Work required — Locate each line holding the string "Paris" and copy it.

§

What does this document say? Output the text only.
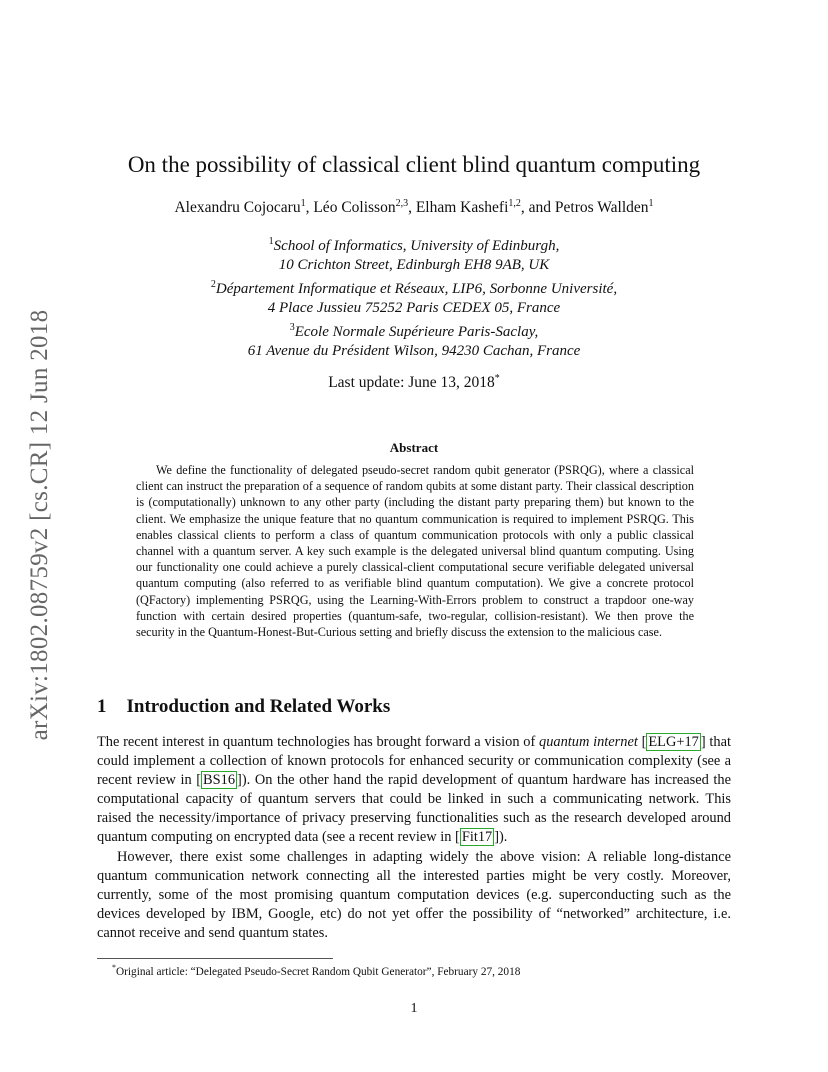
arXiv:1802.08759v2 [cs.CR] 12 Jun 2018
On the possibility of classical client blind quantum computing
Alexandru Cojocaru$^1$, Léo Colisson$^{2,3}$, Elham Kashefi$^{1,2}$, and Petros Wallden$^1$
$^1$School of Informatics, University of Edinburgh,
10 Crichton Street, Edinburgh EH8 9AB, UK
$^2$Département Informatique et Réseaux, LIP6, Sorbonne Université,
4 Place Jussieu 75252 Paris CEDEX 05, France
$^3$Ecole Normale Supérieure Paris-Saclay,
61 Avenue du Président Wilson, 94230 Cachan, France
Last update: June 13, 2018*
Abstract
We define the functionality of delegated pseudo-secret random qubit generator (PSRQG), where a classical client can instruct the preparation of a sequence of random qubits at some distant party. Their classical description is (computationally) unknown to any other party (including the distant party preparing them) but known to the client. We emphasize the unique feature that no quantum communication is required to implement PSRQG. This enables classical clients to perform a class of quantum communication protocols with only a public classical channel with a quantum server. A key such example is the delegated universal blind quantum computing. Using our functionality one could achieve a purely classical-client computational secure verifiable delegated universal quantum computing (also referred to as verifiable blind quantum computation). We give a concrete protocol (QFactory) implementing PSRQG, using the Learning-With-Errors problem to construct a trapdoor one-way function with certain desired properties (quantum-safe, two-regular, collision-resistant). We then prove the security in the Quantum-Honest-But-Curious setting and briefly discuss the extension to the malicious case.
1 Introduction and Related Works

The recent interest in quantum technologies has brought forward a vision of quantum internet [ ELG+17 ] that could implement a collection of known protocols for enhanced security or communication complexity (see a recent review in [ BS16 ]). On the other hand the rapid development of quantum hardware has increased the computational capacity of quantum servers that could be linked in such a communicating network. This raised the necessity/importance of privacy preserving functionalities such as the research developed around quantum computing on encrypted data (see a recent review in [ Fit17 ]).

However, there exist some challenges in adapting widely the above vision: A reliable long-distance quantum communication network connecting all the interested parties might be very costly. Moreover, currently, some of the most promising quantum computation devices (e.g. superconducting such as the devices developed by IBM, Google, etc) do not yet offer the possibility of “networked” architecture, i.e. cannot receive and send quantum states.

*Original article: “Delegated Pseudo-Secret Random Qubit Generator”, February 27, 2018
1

§

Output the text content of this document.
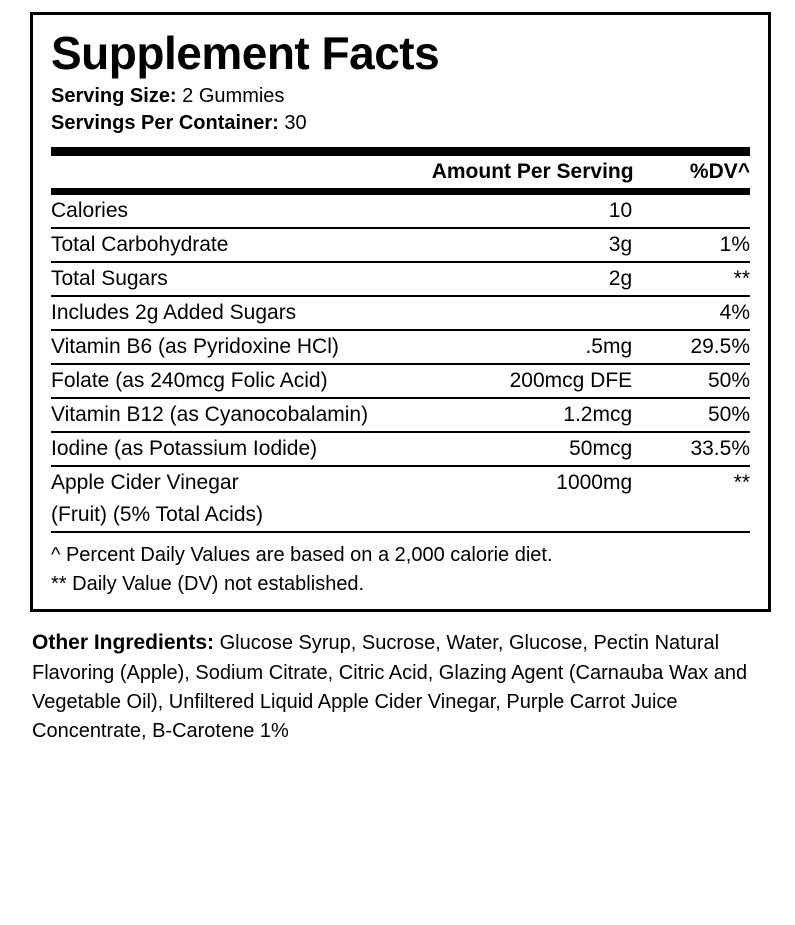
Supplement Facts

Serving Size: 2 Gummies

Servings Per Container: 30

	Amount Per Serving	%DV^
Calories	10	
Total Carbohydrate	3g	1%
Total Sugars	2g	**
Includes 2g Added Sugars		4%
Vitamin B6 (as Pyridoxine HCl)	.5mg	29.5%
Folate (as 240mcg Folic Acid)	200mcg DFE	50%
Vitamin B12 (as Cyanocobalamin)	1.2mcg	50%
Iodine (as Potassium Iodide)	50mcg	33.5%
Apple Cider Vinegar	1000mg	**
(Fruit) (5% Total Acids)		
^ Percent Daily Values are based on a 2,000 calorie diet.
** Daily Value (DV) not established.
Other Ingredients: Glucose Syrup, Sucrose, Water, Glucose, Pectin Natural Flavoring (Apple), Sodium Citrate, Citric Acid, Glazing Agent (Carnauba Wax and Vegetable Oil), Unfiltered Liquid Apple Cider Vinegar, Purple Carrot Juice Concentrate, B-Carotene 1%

§

Complete response —
4 Place Jussieu 75252 Paris CEDEX 05, France
$^3$Ecole Normale Supérieure Paris-Saclay,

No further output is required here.